Each record below is to be copied word for word, with pictures removed.

■ **SUPPLIED MATERIAL**:
※ ※ ※
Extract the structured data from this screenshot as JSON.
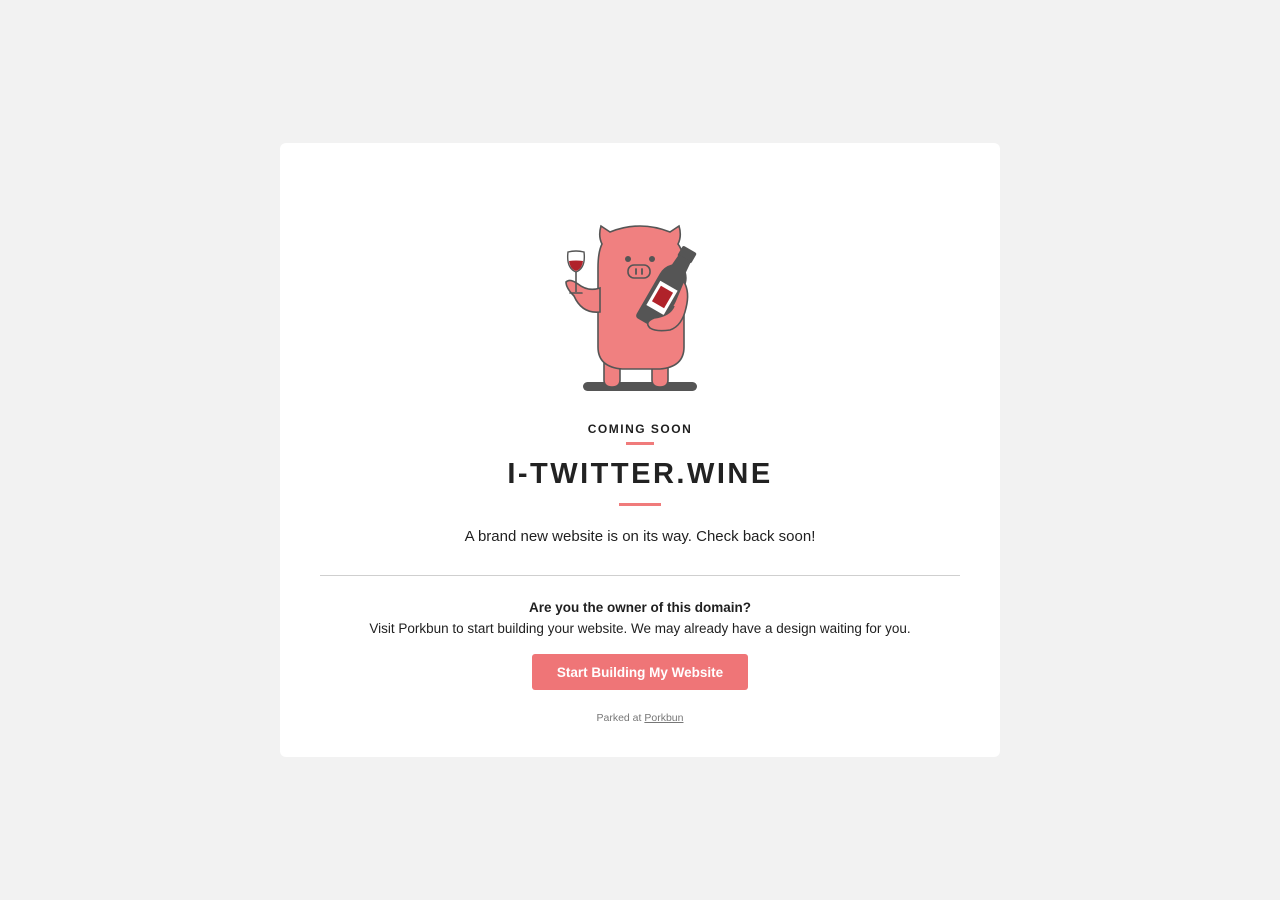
{
  "page": {
    "eyebrow": "COMING SOON",
    "domain": "I-TWITTER.WINE",
    "tagline": "A brand new website is on its way. Check back soon!",
    "owner_question": "Are you the owner of this domain?",
    "owner_text": "Visit Porkbun to start building your website. We may already have a design waiting for you.",
    "cta_label": "Start Building My Website",
    "parked_prefix": "Parked at",
    "parked_link": "Porkbun"
  },
  "colors": {
    "background": "#f2f2f2",
    "card": "#ffffff",
    "accent": "#ef7577",
    "pig": "#f08080",
    "outline": "#555555"
  },
  "illustration": {
    "icon": "pig-with-wine-icon"
  }
}
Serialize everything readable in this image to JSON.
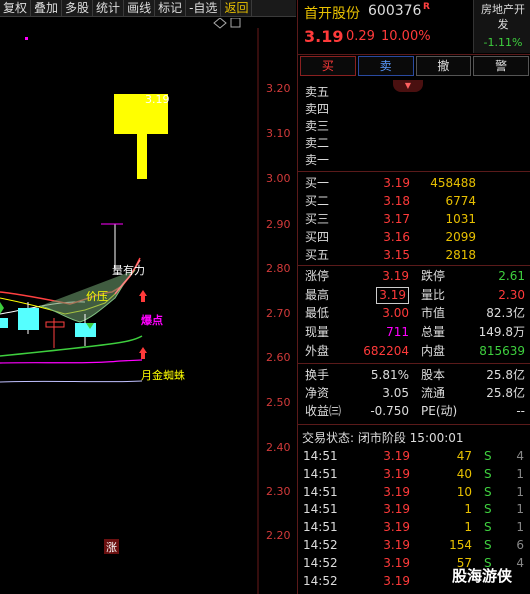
{
  "toolbar": {
    "items": [
      "复权",
      "叠加",
      "多股",
      "统计",
      "画线",
      "标记",
      "-自选",
      "返回"
    ]
  },
  "chart": {
    "price_labels": [
      "3.20",
      "3.10",
      "3.00",
      "2.90",
      "2.80",
      "2.70",
      "2.60",
      "2.50",
      "2.40",
      "2.30",
      "2.20"
    ],
    "high_label": "3.19",
    "annotations": {
      "volume": "量有力",
      "pressure": "价压",
      "burst": "爆点",
      "spider": "月金蜘蛛",
      "limit_up": "涨"
    },
    "colors": {
      "up_candle": "#ffff00",
      "down_candle": "#55ffff",
      "magenta": "#ff00ff"
    }
  },
  "header": {
    "name": "首开股份",
    "code": "600376",
    "badge": "R",
    "price": "3.19",
    "change": "0.29",
    "change_pct": "10.00%",
    "sector_name": "房地产开发",
    "sector_pct": "-1.11%"
  },
  "actions": {
    "buy": "买",
    "sell": "卖",
    "cancel": "撤",
    "alert": "警"
  },
  "asks": [
    {
      "label": "卖五",
      "price": "",
      "vol": ""
    },
    {
      "label": "卖四",
      "price": "",
      "vol": ""
    },
    {
      "label": "卖三",
      "price": "",
      "vol": ""
    },
    {
      "label": "卖二",
      "price": "",
      "vol": ""
    },
    {
      "label": "卖一",
      "price": "",
      "vol": ""
    }
  ],
  "bids": [
    {
      "label": "买一",
      "price": "3.19",
      "vol": "458488"
    },
    {
      "label": "买二",
      "price": "3.18",
      "vol": "6774"
    },
    {
      "label": "买三",
      "price": "3.17",
      "vol": "1031"
    },
    {
      "label": "买四",
      "price": "3.16",
      "vol": "2099"
    },
    {
      "label": "买五",
      "price": "3.15",
      "vol": "2818"
    }
  ],
  "stats": {
    "limit_up_label": "涨停",
    "limit_up": "3.19",
    "limit_down_label": "跌停",
    "limit_down": "2.61",
    "high_label": "最高",
    "high": "3.19",
    "vol_ratio_label": "量比",
    "vol_ratio": "2.30",
    "low_label": "最低",
    "low": "3.00",
    "mcap_label": "市值",
    "mcap": "82.3亿",
    "cur_vol_label": "现量",
    "cur_vol": "711",
    "total_vol_label": "总量",
    "total_vol": "149.8万",
    "outer_label": "外盘",
    "outer": "682204",
    "inner_label": "内盘",
    "inner": "815639",
    "turnover_label": "换手",
    "turnover": "5.81%",
    "shares_label": "股本",
    "shares": "25.8亿",
    "nav_label": "净资",
    "nav": "3.05",
    "float_label": "流通",
    "float": "25.8亿",
    "eps_label": "收益㈢",
    "eps": "-0.750",
    "pe_label": "PE(动)",
    "pe": "--"
  },
  "trade_status": "交易状态: 闭市阶段 15:00:01",
  "ticks": [
    {
      "time": "14:51",
      "price": "3.19",
      "vol": "47",
      "side": "S",
      "num": "4"
    },
    {
      "time": "14:51",
      "price": "3.19",
      "vol": "40",
      "side": "S",
      "num": "1"
    },
    {
      "time": "14:51",
      "price": "3.19",
      "vol": "10",
      "side": "S",
      "num": "1"
    },
    {
      "time": "14:51",
      "price": "3.19",
      "vol": "1",
      "side": "S",
      "num": "1"
    },
    {
      "time": "14:51",
      "price": "3.19",
      "vol": "1",
      "side": "S",
      "num": "1"
    },
    {
      "time": "14:52",
      "price": "3.19",
      "vol": "154",
      "side": "S",
      "num": "6"
    },
    {
      "time": "14:52",
      "price": "3.19",
      "vol": "57",
      "side": "S",
      "num": "4"
    },
    {
      "time": "14:52",
      "price": "3.19",
      "vol": "",
      "side": "",
      "num": ""
    }
  ],
  "watermark": "股海游侠"
}
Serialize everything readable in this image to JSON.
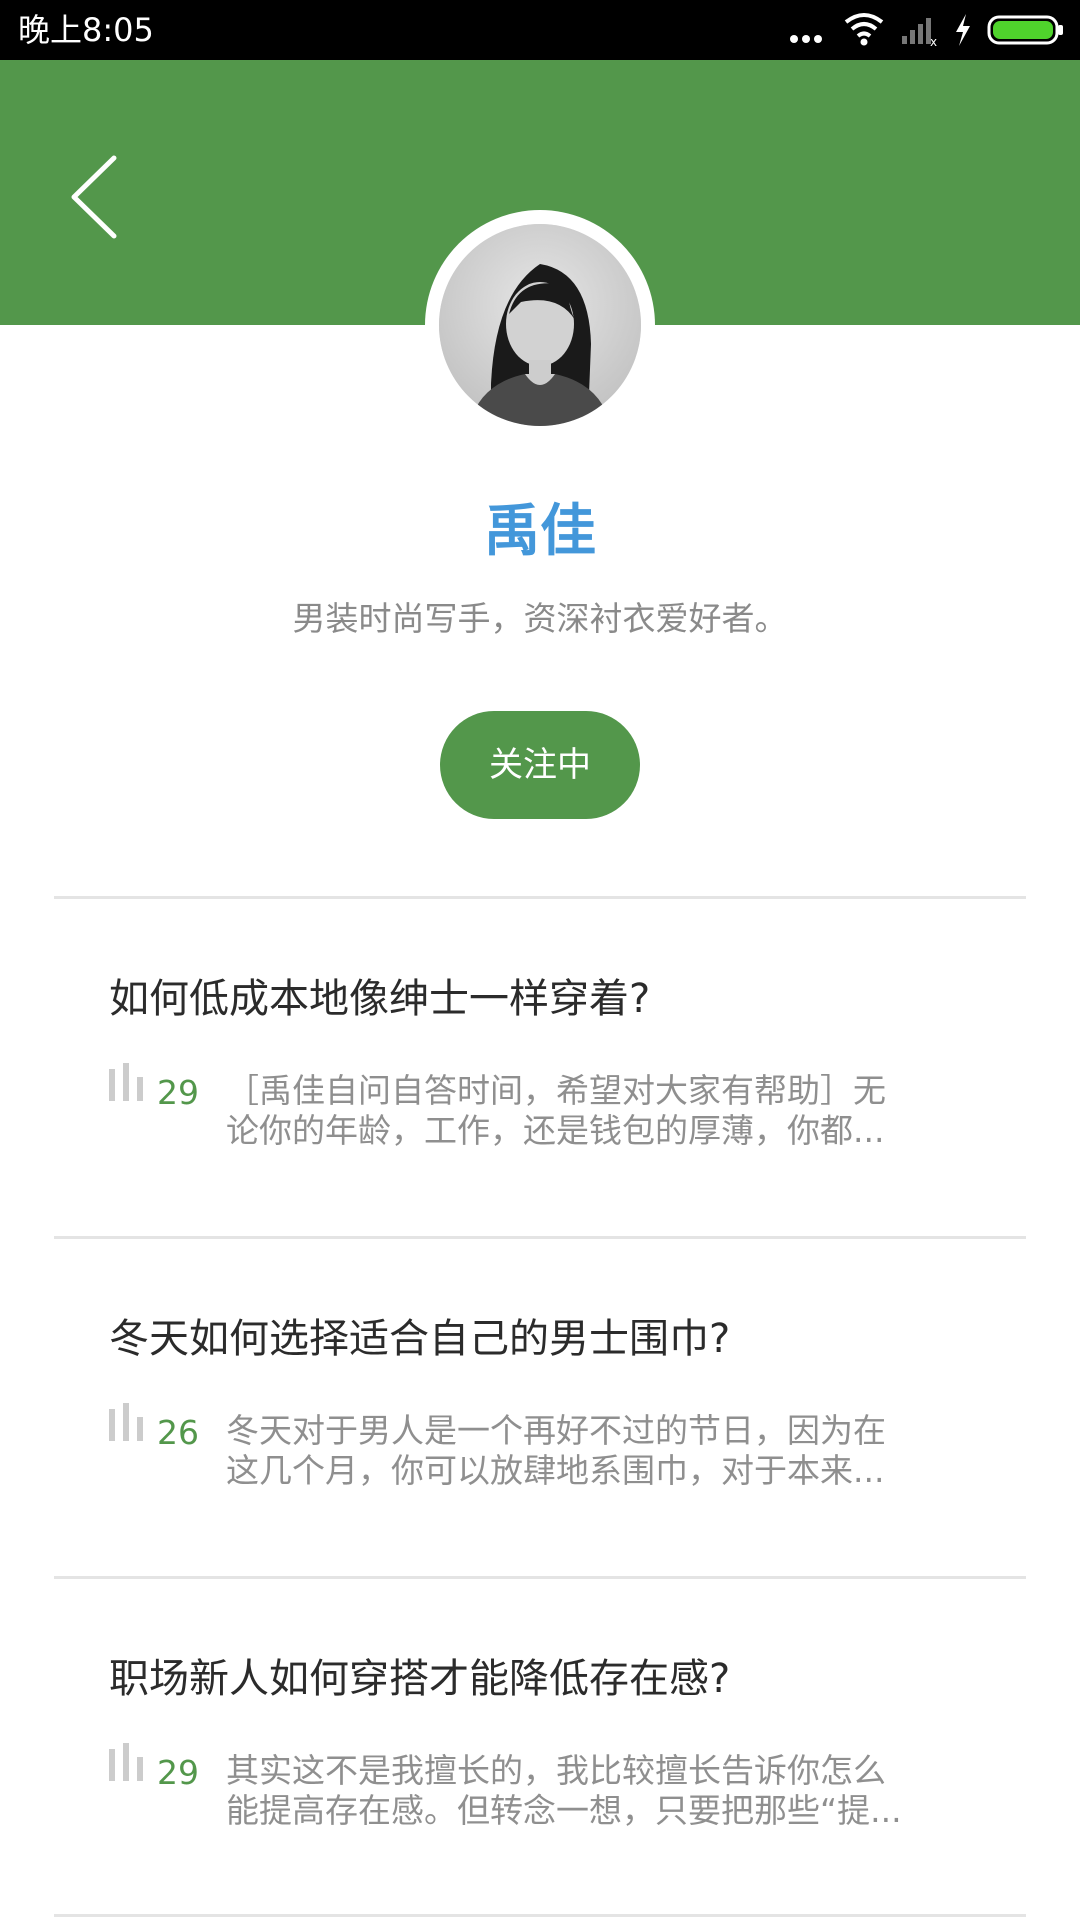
{
  "status_bar": {
    "time": "晚上8:05",
    "icons": [
      "more-dots-icon",
      "wifi-icon",
      "signal-icon",
      "charging-icon",
      "battery-icon"
    ],
    "battery_color": "#4fd32c"
  },
  "header": {
    "background_color": "#53974b",
    "back_icon": "back-chevron-icon"
  },
  "author": {
    "name": "禹佳",
    "bio": "男装时尚写手，资深衬衣爱好者。",
    "follow_label": "关注中",
    "name_color": "#4397da"
  },
  "articles": [
    {
      "title": "如何低成本地像绅士一样穿着?",
      "count": "29",
      "excerpt_line1": "［禹佳自问自答时间，希望对大家有帮助］无",
      "excerpt_line2": "论你的年龄，工作，还是钱包的厚薄，你都..."
    },
    {
      "title": "冬天如何选择适合自己的男士围巾?",
      "count": "26",
      "excerpt_line1": "冬天对于男人是一个再好不过的节日，因为在",
      "excerpt_line2": "这几个月，你可以放肆地系围巾，对于本来..."
    },
    {
      "title": "职场新人如何穿搭才能降低存在感?",
      "count": "29",
      "excerpt_line1": "其实这不是我擅长的，我比较擅长告诉你怎么",
      "excerpt_line2": "能提高存在感。但转念一想，只要把那些“提..."
    }
  ]
}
※ ※ ※
■ **EXPECTED ANSWER**:
Extract the structured data from this screenshot as JSON.
{
  "page": {
    "eyebrow": "COMING SOON",
    "domain": "I-TWITTER.WINE",
    "tagline": "A brand new website is on its way. Check back soon!",
    "owner_question": "Are you the owner of this domain?",
    "owner_text": "Visit Porkbun to start building your website. We may already have a design waiting for you.",
    "cta_label": "Start Building My Website",
    "parked_prefix": "Parked at",
    "parked_link": "Porkbun"
  },
  "colors": {
    "background": "#f2f2f2",
    "card": "#ffffff",
    "accent": "#ef7577",
    "pig": "#f08080",
    "outline": "#555555"
  },
  "illustration": {
    "icon": "pig-with-wine-icon"
  }
}
Serialize everything readable in this image to JSON.
{
  "toolbar": {
    "items": [
      "复权",
      "叠加",
      "多股",
      "统计",
      "画线",
      "标记",
      "-自选",
      "返回"
    ]
  },
  "chart": {
    "price_labels": [
      "3.20",
      "3.10",
      "3.00",
      "2.90",
      "2.80",
      "2.70",
      "2.60",
      "2.50",
      "2.40",
      "2.30",
      "2.20"
    ],
    "high_label": "3.19",
    "annotations": {
      "volume": "量有力",
      "pressure": "价压",
      "burst": "爆点",
      "spider": "月金蜘蛛",
      "limit_up": "涨"
    },
    "colors": {
      "up_candle": "#ffff00",
      "down_candle": "#55ffff",
      "magenta": "#ff00ff"
    }
  },
  "header": {
    "name": "首开股份",
    "code": "600376",
    "badge": "R",
    "price": "3.19",
    "change": "0.29",
    "change_pct": "10.00%",
    "sector_name": "房地产开发",
    "sector_pct": "-1.11%"
  },
  "actions": {
    "buy": "买",
    "sell": "卖",
    "cancel": "撤",
    "alert": "警"
  },
  "asks": [
    {
      "label": "卖五",
      "price": "",
      "vol": ""
    },
    {
      "label": "卖四",
      "price": "",
      "vol": ""
    },
    {
      "label": "卖三",
      "price": "",
      "vol": ""
    },
    {
      "label": "卖二",
      "price": "",
      "vol": ""
    },
    {
      "label": "卖一",
      "price": "",
      "vol": ""
    }
  ],
  "bids": [
    {
      "label": "买一",
      "price": "3.19",
      "vol": "458488"
    },
    {
      "label": "买二",
      "price": "3.18",
      "vol": "6774"
    },
    {
      "label": "买三",
      "price": "3.17",
      "vol": "1031"
    },
    {
      "label": "买四",
      "price": "3.16",
      "vol": "2099"
    },
    {
      "label": "买五",
      "price": "3.15",
      "vol": "2818"
    }
  ],
  "stats": {
    "limit_up_label": "涨停",
    "limit_up": "3.19",
    "limit_down_label": "跌停",
    "limit_down": "2.61",
    "high_label": "最高",
    "high": "3.19",
    "vol_ratio_label": "量比",
    "vol_ratio": "2.30",
    "low_label": "最低",
    "low": "3.00",
    "mcap_label": "市值",
    "mcap": "82.3亿",
    "cur_vol_label": "现量",
    "cur_vol": "711",
    "total_vol_label": "总量",
    "total_vol": "149.8万",
    "outer_label": "外盘",
    "outer": "682204",
    "inner_label": "内盘",
    "inner": "815639",
    "turnover_label": "换手",
    "turnover": "5.81%",
    "shares_label": "股本",
    "shares": "25.8亿",
    "nav_label": "净资",
    "nav": "3.05",
    "float_label": "流通",
    "float": "25.8亿",
    "eps_label": "收益㈢",
    "eps": "-0.750",
    "pe_label": "PE(动)",
    "pe": "--"
  },
  "trade_status": "交易状态: 闭市阶段 15:00:01",
  "ticks": [
    {
      "time": "14:51",
      "price": "3.19",
      "vol": "47",
      "side": "S",
      "num": "4"
    },
    {
      "time": "14:51",
      "price": "3.19",
      "vol": "40",
      "side": "S",
      "num": "1"
    },
    {
      "time": "14:51",
      "price": "3.19",
      "vol": "10",
      "side": "S",
      "num": "1"
    },
    {
      "time": "14:51",
      "price": "3.19",
      "vol": "1",
      "side": "S",
      "num": "1"
    },
    {
      "time": "14:51",
      "price": "3.19",
      "vol": "1",
      "side": "S",
      "num": "1"
    },
    {
      "time": "14:52",
      "price": "3.19",
      "vol": "154",
      "side": "S",
      "num": "6"
    },
    {
      "time": "14:52",
      "price": "3.19",
      "vol": "57",
      "side": "S",
      "num": "4"
    },
    {
      "time": "14:52",
      "price": "3.19",
      "vol": "",
      "side": "",
      "num": ""
    }
  ],
  "watermark": "股海游侠"
}
Serialize everything readable in this image to JSON.
{
  "status_bar": {
    "time": "晚上8:05",
    "icons": [
      "more-dots-icon",
      "wifi-icon",
      "signal-icon",
      "charging-icon",
      "battery-icon"
    ],
    "battery_color": "#4fd32c"
  },
  "header": {
    "background_color": "#53974b",
    "back_icon": "back-chevron-icon"
  },
  "author": {
    "name": "禹佳",
    "bio": "男装时尚写手，资深衬衣爱好者。",
    "follow_label": "关注中",
    "name_color": "#4397da"
  },
  "articles": [
    {
      "title": "如何低成本地像绅士一样穿着?",
      "count": "29",
      "excerpt_line1": "［禹佳自问自答时间，希望对大家有帮助］无",
      "excerpt_line2": "论你的年龄，工作，还是钱包的厚薄，你都..."
    },
    {
      "title": "冬天如何选择适合自己的男士围巾?",
      "count": "26",
      "excerpt_line1": "冬天对于男人是一个再好不过的节日，因为在",
      "excerpt_line2": "这几个月，你可以放肆地系围巾，对于本来..."
    },
    {
      "title": "职场新人如何穿搭才能降低存在感?",
      "count": "29",
      "excerpt_line1": "其实这不是我擅长的，我比较擅长告诉你怎么",
      "excerpt_line2": "能提高存在感。但转念一想，只要把那些“提..."
    }
  ]
}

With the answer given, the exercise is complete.